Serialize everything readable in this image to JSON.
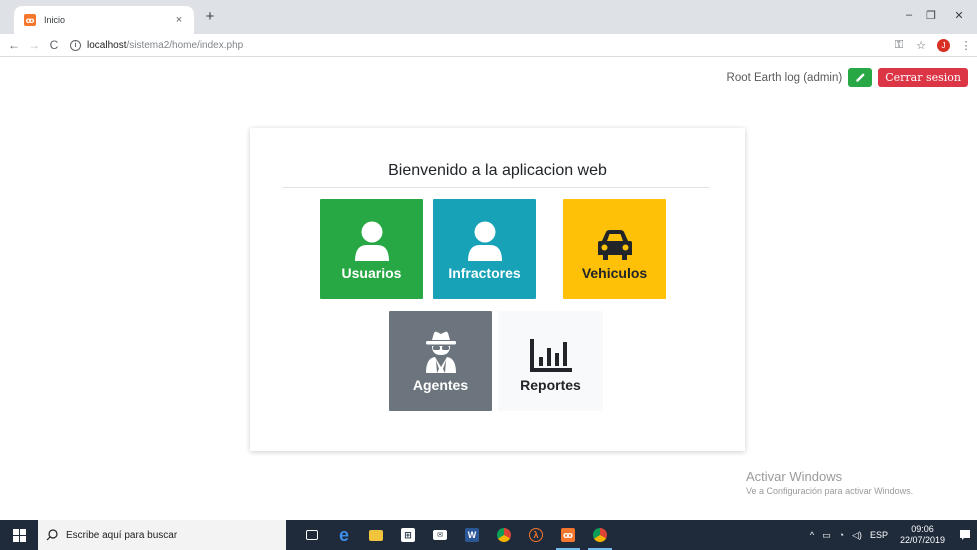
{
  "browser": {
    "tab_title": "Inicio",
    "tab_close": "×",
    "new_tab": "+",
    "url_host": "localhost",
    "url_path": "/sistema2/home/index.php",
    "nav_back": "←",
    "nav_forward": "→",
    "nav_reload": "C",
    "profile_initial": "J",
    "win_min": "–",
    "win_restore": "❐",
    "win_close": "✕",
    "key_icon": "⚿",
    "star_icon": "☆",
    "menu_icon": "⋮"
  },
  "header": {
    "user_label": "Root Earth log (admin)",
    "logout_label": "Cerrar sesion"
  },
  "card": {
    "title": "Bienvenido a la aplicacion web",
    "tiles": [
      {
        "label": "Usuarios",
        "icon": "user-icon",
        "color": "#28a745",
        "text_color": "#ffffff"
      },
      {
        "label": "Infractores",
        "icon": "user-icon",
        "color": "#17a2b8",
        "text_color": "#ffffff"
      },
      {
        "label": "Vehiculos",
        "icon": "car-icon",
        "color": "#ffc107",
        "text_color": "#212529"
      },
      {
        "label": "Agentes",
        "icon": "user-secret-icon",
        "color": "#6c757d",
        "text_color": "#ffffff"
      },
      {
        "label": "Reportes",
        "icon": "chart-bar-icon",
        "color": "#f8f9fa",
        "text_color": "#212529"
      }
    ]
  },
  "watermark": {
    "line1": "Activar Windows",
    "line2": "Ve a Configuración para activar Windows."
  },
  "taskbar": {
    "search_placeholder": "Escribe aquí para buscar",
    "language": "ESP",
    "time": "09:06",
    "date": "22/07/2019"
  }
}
***
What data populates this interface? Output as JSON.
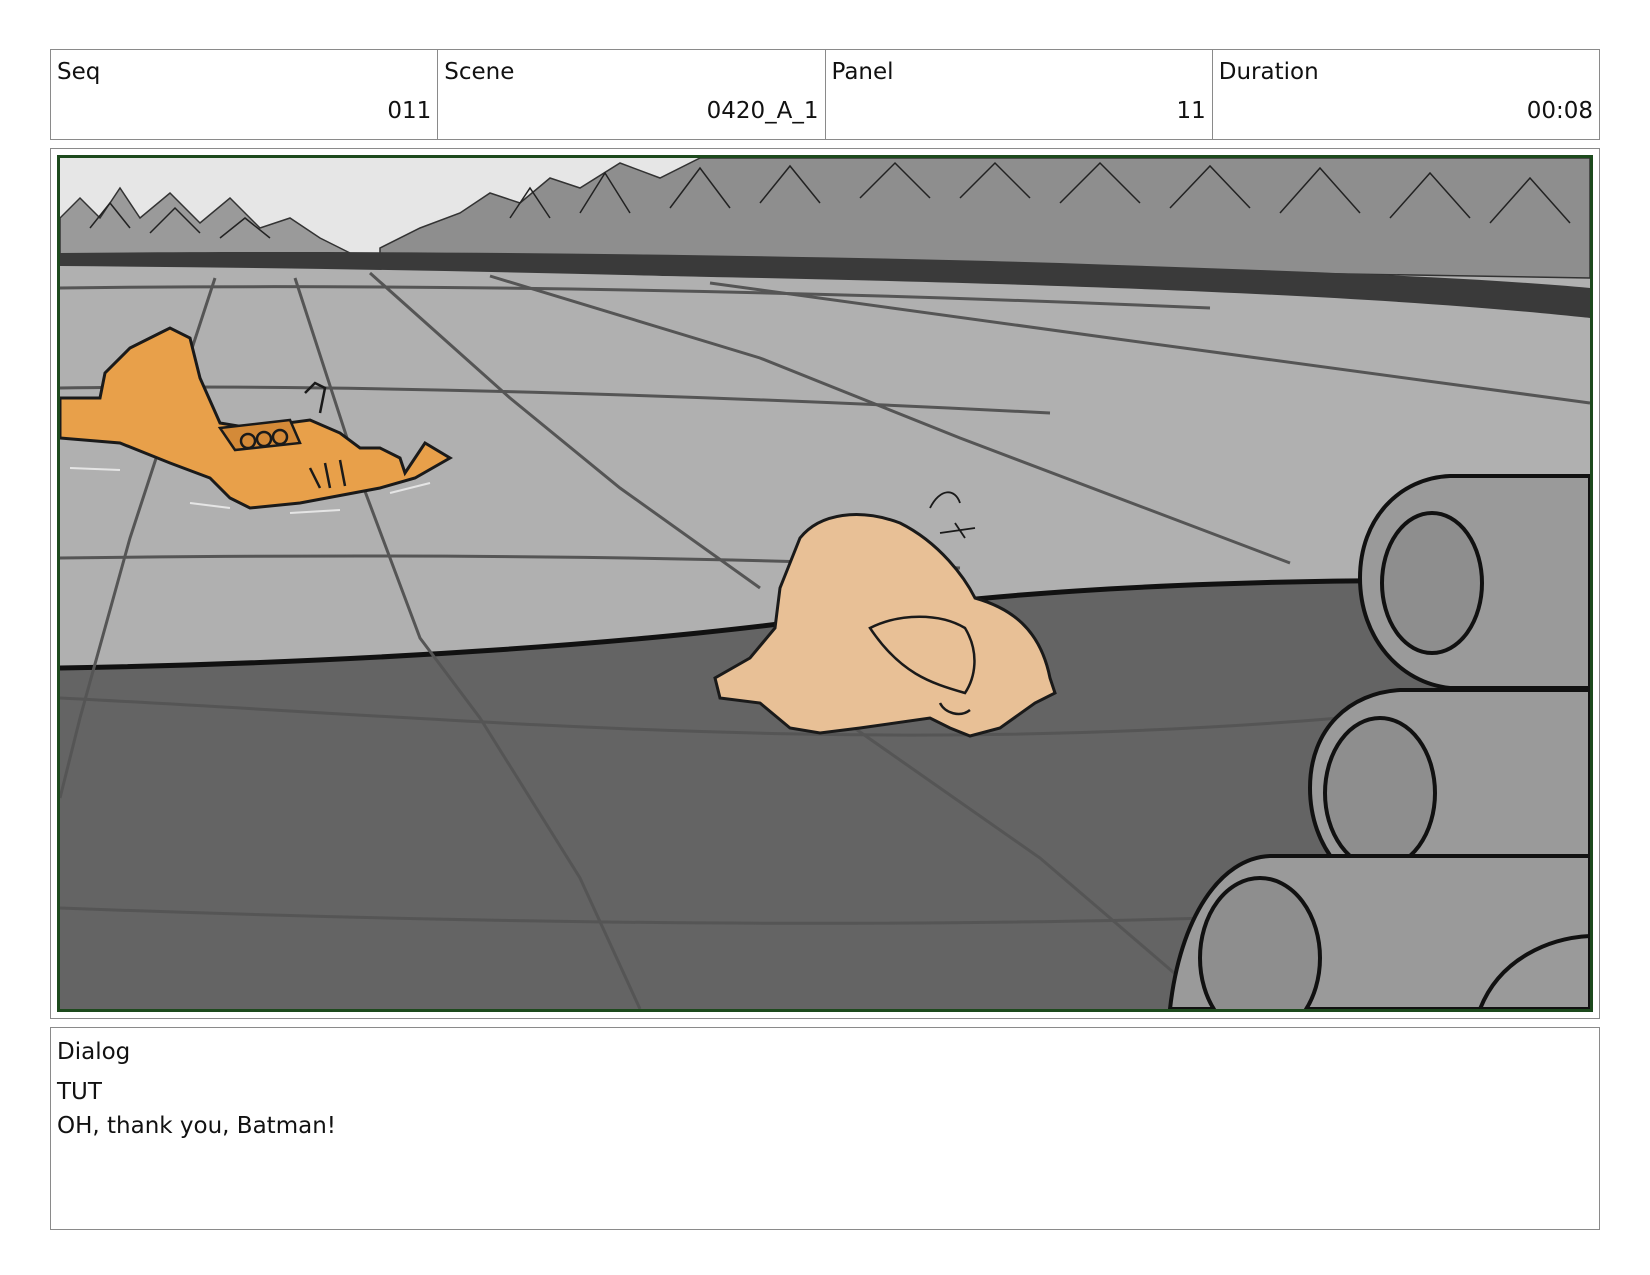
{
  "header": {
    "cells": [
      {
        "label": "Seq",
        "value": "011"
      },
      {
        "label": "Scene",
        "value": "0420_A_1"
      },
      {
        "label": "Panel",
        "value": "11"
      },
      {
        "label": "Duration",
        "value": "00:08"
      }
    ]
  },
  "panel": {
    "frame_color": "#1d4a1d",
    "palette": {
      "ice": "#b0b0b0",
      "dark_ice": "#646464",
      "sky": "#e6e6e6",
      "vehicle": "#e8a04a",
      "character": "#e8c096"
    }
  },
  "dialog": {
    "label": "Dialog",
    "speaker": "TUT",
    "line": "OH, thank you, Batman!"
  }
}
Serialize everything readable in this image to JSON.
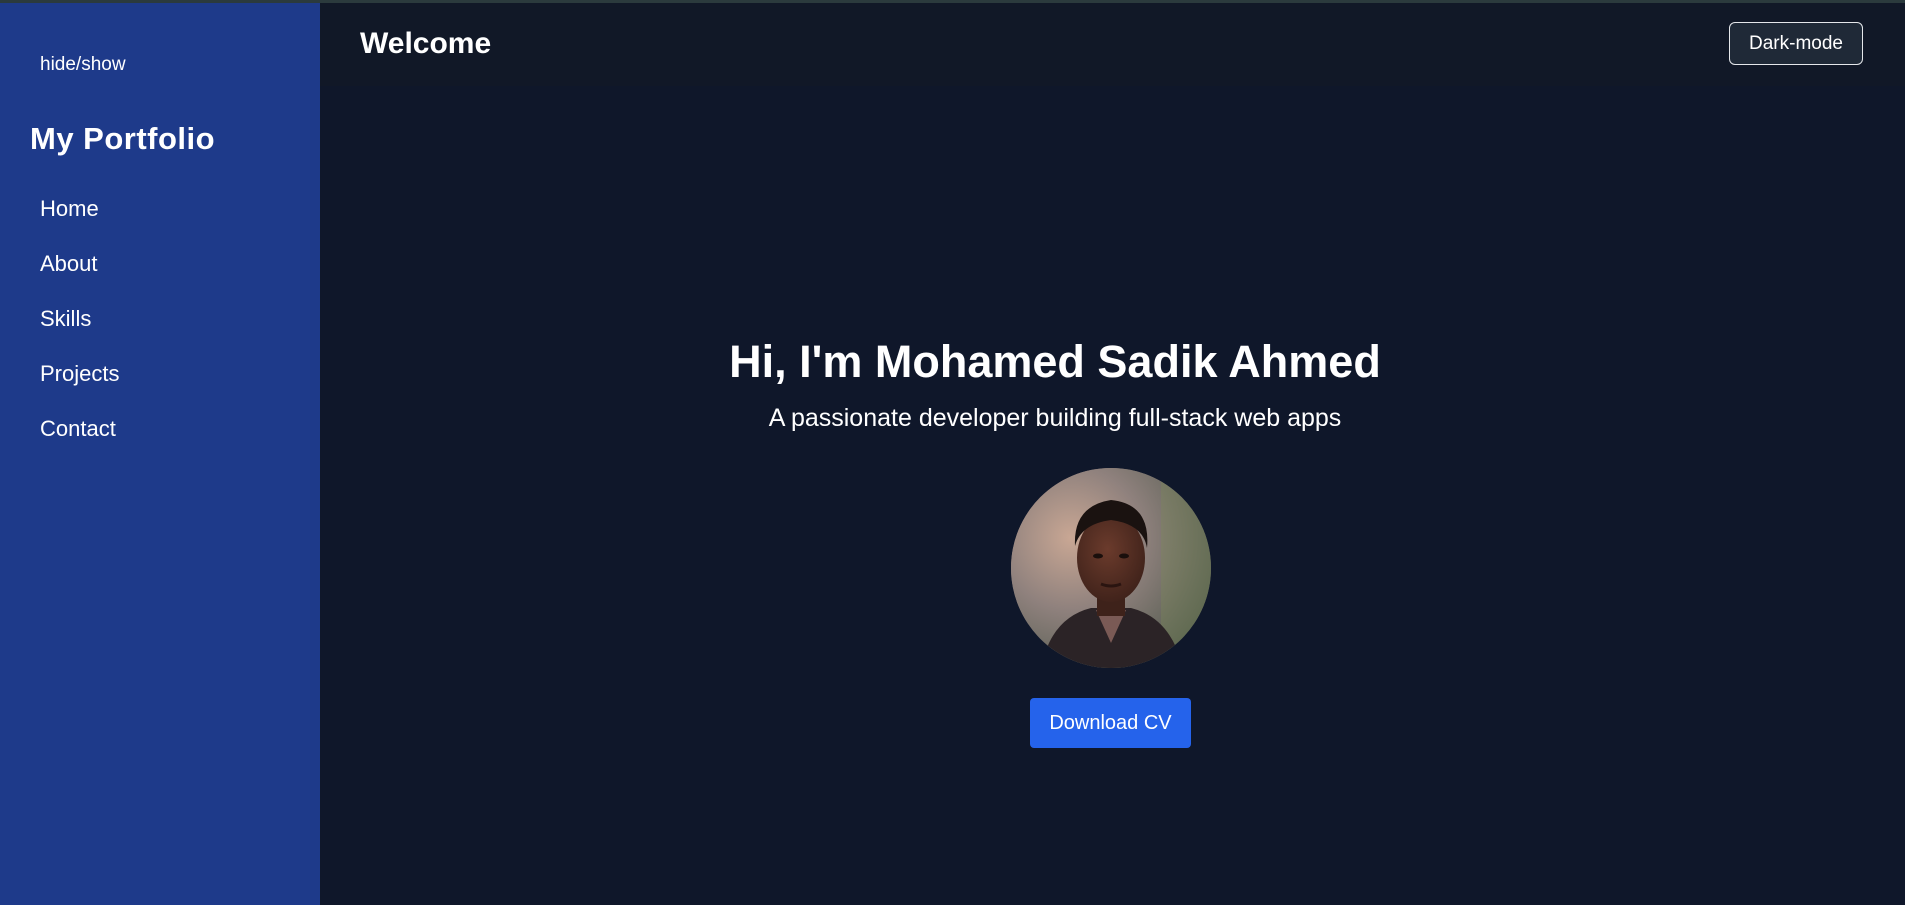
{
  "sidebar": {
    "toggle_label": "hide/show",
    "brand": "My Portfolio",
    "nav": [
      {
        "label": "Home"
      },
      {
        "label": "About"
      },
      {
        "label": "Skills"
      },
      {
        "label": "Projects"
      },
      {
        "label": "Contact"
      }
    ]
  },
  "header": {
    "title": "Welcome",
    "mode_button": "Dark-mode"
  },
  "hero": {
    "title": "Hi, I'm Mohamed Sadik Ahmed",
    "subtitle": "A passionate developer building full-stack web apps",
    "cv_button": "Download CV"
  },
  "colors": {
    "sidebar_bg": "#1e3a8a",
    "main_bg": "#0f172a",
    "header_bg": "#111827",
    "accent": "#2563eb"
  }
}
***
▶ _STATED TASK_
Identify the lines above that contain the word "Windows", then copy them.

▶ _FULL RESPONSE_
    "line1": "Activar Windows",
    "line2": "Ve a Configuración para activar Windows."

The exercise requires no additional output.